EXERCISE OBJECTIVE: Substitute "Many-sided shape" for "Polygon shape" wherever it occurs in the listing below, and write the listing out again with no other changes.
--- start of RECORDS PROVIDED ---
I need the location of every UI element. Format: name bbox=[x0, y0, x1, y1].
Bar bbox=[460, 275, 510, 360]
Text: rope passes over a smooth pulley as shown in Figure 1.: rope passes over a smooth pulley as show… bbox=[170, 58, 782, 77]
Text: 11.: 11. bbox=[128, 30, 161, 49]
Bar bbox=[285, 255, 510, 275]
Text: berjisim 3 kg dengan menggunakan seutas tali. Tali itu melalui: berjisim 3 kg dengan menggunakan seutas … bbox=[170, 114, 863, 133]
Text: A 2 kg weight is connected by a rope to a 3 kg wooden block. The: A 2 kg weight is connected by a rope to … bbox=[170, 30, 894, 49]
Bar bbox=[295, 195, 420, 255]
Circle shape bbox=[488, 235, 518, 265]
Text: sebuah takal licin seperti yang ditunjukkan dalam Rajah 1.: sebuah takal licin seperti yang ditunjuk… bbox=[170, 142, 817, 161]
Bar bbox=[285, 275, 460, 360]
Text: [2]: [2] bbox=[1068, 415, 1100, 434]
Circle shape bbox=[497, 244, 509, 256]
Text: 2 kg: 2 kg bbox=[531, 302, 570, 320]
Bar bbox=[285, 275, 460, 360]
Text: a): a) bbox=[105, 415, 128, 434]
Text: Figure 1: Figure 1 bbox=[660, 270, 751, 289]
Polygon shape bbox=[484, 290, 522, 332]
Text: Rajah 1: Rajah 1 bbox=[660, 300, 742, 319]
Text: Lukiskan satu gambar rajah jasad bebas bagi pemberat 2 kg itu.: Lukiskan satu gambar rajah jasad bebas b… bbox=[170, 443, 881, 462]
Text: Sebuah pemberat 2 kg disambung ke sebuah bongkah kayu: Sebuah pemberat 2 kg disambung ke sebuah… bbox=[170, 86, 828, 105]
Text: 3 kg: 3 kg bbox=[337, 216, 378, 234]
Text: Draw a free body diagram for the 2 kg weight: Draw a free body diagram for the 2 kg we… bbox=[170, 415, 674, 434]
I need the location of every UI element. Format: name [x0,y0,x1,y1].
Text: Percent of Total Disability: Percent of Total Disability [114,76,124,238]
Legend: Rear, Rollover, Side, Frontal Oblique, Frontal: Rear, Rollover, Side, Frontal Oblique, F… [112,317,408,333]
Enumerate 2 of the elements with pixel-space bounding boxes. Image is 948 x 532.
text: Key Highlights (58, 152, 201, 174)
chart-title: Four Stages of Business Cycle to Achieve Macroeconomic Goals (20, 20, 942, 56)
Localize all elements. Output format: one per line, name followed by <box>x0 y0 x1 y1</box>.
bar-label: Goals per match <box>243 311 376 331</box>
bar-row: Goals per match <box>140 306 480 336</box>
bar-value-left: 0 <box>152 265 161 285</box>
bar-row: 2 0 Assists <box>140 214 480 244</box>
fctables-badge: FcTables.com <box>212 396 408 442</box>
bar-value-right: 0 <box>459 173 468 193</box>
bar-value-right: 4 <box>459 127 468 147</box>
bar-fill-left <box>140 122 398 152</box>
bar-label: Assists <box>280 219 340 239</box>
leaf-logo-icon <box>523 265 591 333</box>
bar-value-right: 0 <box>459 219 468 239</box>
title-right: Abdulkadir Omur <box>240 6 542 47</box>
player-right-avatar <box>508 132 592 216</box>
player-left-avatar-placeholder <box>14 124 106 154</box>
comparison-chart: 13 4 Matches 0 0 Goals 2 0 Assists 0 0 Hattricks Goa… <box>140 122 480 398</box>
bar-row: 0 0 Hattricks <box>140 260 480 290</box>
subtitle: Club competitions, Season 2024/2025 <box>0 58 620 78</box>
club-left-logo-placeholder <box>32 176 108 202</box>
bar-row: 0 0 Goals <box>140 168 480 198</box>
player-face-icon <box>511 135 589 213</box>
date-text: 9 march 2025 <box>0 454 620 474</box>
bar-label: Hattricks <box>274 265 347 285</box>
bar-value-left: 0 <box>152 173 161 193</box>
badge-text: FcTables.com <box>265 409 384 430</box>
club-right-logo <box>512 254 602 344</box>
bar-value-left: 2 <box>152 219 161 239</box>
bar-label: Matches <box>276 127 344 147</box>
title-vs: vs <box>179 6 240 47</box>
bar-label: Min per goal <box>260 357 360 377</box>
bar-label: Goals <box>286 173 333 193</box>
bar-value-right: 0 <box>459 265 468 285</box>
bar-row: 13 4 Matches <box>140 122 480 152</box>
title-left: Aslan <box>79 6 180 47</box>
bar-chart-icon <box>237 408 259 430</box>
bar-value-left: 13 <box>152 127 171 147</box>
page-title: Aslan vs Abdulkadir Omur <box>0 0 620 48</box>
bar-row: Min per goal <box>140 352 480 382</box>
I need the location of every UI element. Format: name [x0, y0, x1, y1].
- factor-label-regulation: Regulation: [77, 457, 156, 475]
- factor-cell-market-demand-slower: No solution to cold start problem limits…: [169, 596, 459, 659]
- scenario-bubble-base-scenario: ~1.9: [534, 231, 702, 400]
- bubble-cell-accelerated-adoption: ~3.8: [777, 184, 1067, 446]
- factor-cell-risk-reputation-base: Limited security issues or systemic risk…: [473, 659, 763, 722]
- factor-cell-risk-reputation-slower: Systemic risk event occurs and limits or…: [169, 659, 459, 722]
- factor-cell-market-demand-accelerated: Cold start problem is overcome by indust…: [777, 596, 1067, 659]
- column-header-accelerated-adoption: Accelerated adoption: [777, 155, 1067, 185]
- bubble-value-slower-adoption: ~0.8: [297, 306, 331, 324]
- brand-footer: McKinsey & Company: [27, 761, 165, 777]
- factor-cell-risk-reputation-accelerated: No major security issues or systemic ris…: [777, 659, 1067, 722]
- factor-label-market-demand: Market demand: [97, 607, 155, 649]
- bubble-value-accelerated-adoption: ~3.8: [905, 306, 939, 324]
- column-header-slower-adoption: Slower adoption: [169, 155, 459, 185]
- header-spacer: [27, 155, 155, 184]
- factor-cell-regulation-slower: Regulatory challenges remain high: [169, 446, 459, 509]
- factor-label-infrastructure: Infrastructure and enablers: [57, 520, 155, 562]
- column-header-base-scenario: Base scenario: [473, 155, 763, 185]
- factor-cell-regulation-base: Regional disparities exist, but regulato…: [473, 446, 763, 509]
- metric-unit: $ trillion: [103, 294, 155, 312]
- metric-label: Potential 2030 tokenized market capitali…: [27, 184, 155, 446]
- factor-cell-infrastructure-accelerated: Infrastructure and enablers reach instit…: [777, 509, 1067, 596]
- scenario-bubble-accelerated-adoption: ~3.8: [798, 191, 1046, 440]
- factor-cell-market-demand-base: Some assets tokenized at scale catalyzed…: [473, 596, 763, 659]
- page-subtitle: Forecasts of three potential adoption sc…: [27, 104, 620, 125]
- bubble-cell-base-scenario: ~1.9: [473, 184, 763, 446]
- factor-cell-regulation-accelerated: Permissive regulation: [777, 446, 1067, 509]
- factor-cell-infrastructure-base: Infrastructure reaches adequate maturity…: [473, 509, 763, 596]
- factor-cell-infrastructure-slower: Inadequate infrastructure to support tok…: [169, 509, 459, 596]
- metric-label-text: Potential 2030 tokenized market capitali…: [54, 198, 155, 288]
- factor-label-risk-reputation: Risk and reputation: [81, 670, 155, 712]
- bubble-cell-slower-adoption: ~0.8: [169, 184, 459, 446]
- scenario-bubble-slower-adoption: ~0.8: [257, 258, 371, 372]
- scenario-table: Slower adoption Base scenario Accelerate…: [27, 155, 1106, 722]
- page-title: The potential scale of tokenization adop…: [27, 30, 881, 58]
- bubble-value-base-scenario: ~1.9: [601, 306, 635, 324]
--- end of RECORDS PROVIDED ---
EXERCISE RESPONSE:
I need the location of every UI element. Format: name bbox=[x0, y0, x1, y1].
Bar bbox=[460, 275, 510, 360]
Text: rope passes over a smooth pulley as shown in Figure 1.: rope passes over a smooth pulley as show… bbox=[170, 58, 782, 77]
Text: 11.: 11. bbox=[128, 30, 161, 49]
Bar bbox=[285, 255, 510, 275]
Text: berjisim 3 kg dengan menggunakan seutas tali. Tali itu melalui: berjisim 3 kg dengan menggunakan seutas … bbox=[170, 114, 863, 133]
Text: A 2 kg weight is connected by a rope to a 3 kg wooden block. The: A 2 kg weight is connected by a rope to … bbox=[170, 30, 894, 49]
Bar bbox=[295, 195, 420, 255]
Circle shape bbox=[488, 235, 518, 265]
Text: sebuah takal licin seperti yang ditunjukkan dalam Rajah 1.: sebuah takal licin seperti yang ditunjuk… bbox=[170, 142, 817, 161]
Bar bbox=[285, 275, 460, 360]
Text: [2]: [2] bbox=[1068, 415, 1100, 434]
Circle shape bbox=[497, 244, 509, 256]
Text: 2 kg: 2 kg bbox=[531, 302, 570, 320]
Bar bbox=[285, 275, 460, 360]
Text: a): a) bbox=[105, 415, 128, 434]
Text: Figure 1: Figure 1 bbox=[660, 270, 751, 289]
Many-sided shape bbox=[484, 290, 522, 332]
Text: Rajah 1: Rajah 1 bbox=[660, 300, 742, 319]
Text: Lukiskan satu gambar rajah jasad bebas bagi pemberat 2 kg itu.: Lukiskan satu gambar rajah jasad bebas b… bbox=[170, 443, 881, 462]
Text: Sebuah pemberat 2 kg disambung ke sebuah bongkah kayu: Sebuah pemberat 2 kg disambung ke sebuah… bbox=[170, 86, 828, 105]
Text: 3 kg: 3 kg bbox=[337, 216, 378, 234]
Text: Draw a free body diagram for the 2 kg weight: Draw a free body diagram for the 2 kg we… bbox=[170, 415, 674, 434]
I need the location of every UI element. Format: name [x0,y0,x1,y1].
Text: Percent of Total Disability: Percent of Total Disability [114,76,124,238]
Legend: Rear, Rollover, Side, Frontal Oblique, Frontal: Rear, Rollover, Side, Frontal Oblique, F… [112,317,408,333]
Enumerate 2 of the elements with pixel-space bounding boxes. Image is 948 x 532.
text: Key Highlights (58, 152, 201, 174)
chart-title: Four Stages of Business Cycle to Achieve Macroeconomic Goals (20, 20, 942, 56)
Localize all elements. Output format: one per line, name followed by <box>x0 y0 x1 y1</box>.
bar-label: Goals per match <box>243 311 376 331</box>
bar-row: Goals per match <box>140 306 480 336</box>
bar-value-left: 0 <box>152 265 161 285</box>
bar-row: 2 0 Assists <box>140 214 480 244</box>
fctables-badge: FcTables.com <box>212 396 408 442</box>
bar-value-right: 0 <box>459 173 468 193</box>
bar-value-right: 4 <box>459 127 468 147</box>
bar-fill-left <box>140 122 398 152</box>
bar-label: Assists <box>280 219 340 239</box>
leaf-logo-icon <box>523 265 591 333</box>
bar-value-right: 0 <box>459 219 468 239</box>
title-right: Abdulkadir Omur <box>240 6 542 47</box>
player-right-avatar <box>508 132 592 216</box>
player-left-avatar-placeholder <box>14 124 106 154</box>
comparison-chart: 13 4 Matches 0 0 Goals 2 0 Assists 0 0 Hattricks Goa… <box>140 122 480 398</box>
bar-row: 0 0 Hattricks <box>140 260 480 290</box>
subtitle: Club competitions, Season 2024/2025 <box>0 58 620 78</box>
club-left-logo-placeholder <box>32 176 108 202</box>
bar-row: 0 0 Goals <box>140 168 480 198</box>
player-face-icon <box>511 135 589 213</box>
date-text: 9 march 2025 <box>0 454 620 474</box>
bar-label: Hattricks <box>274 265 347 285</box>
bar-value-left: 0 <box>152 173 161 193</box>
badge-text: FcTables.com <box>265 409 384 430</box>
club-right-logo <box>512 254 602 344</box>
bar-value-left: 2 <box>152 219 161 239</box>
bar-label: Matches <box>276 127 344 147</box>
title-vs: vs <box>179 6 240 47</box>
bar-label: Min per goal <box>260 357 360 377</box>
bar-label: Goals <box>286 173 333 193</box>
bar-value-right: 0 <box>459 265 468 285</box>
bar-row: 13 4 Matches <box>140 122 480 152</box>
title-left: Aslan <box>79 6 180 47</box>
bar-chart-icon <box>237 408 259 430</box>
bar-value-left: 13 <box>152 127 171 147</box>
page-title: Aslan vs Abdulkadir Omur <box>0 0 620 48</box>
bar-row: Min per goal <box>140 352 480 382</box>
I need the location of every UI element. Format: name [x0, y0, x1, y1].
- factor-label-regulation: Regulation: [77, 457, 156, 475]
- factor-cell-market-demand-slower: No solution to cold start problem limits…: [169, 596, 459, 659]
- scenario-bubble-base-scenario: ~1.9: [534, 231, 702, 400]
- bubble-cell-accelerated-adoption: ~3.8: [777, 184, 1067, 446]
- factor-cell-risk-reputation-base: Limited security issues or systemic risk…: [473, 659, 763, 722]
- factor-cell-risk-reputation-slower: Systemic risk event occurs and limits or…: [169, 659, 459, 722]
- factor-cell-market-demand-accelerated: Cold start problem is overcome by indust…: [777, 596, 1067, 659]
- column-header-accelerated-adoption: Accelerated adoption: [777, 155, 1067, 185]
- bubble-value-slower-adoption: ~0.8: [297, 306, 331, 324]
- brand-footer: McKinsey & Company: [27, 761, 165, 777]
- factor-cell-risk-reputation-accelerated: No major security issues or systemic ris…: [777, 659, 1067, 722]
- factor-label-market-demand: Market demand: [97, 607, 155, 649]
- bubble-value-accelerated-adoption: ~3.8: [905, 306, 939, 324]
- column-header-slower-adoption: Slower adoption: [169, 155, 459, 185]
- header-spacer: [27, 155, 155, 184]
- factor-cell-regulation-slower: Regulatory challenges remain high: [169, 446, 459, 509]
- factor-label-infrastructure: Infrastructure and enablers: [57, 520, 155, 562]
- column-header-base-scenario: Base scenario: [473, 155, 763, 185]
- factor-cell-regulation-base: Regional disparities exist, but regulato…: [473, 446, 763, 509]
- metric-unit: $ trillion: [103, 294, 155, 312]
- metric-label: Potential 2030 tokenized market capitali…: [27, 184, 155, 446]
- factor-cell-infrastructure-accelerated: Infrastructure and enablers reach instit…: [777, 509, 1067, 596]
- scenario-bubble-accelerated-adoption: ~3.8: [798, 191, 1046, 440]
- factor-cell-market-demand-base: Some assets tokenized at scale catalyzed…: [473, 596, 763, 659]
- page-subtitle: Forecasts of three potential adoption sc…: [27, 104, 620, 125]
- bubble-cell-base-scenario: ~1.9: [473, 184, 763, 446]
- factor-cell-regulation-accelerated: Permissive regulation: [777, 446, 1067, 509]
- factor-cell-infrastructure-base: Infrastructure reaches adequate maturity…: [473, 509, 763, 596]
- factor-cell-infrastructure-slower: Inadequate infrastructure to support tok…: [169, 509, 459, 596]
- metric-label-text: Potential 2030 tokenized market capitali…: [54, 198, 155, 288]
- factor-label-risk-reputation: Risk and reputation: [81, 670, 155, 712]
- bubble-cell-slower-adoption: ~0.8: [169, 184, 459, 446]
- scenario-bubble-slower-adoption: ~0.8: [257, 258, 371, 372]
- scenario-table: Slower adoption Base scenario Accelerate…: [27, 155, 1106, 722]
- page-title: The potential scale of tokenization adop…: [27, 30, 881, 58]
- bubble-value-base-scenario: ~1.9: [601, 306, 635, 324]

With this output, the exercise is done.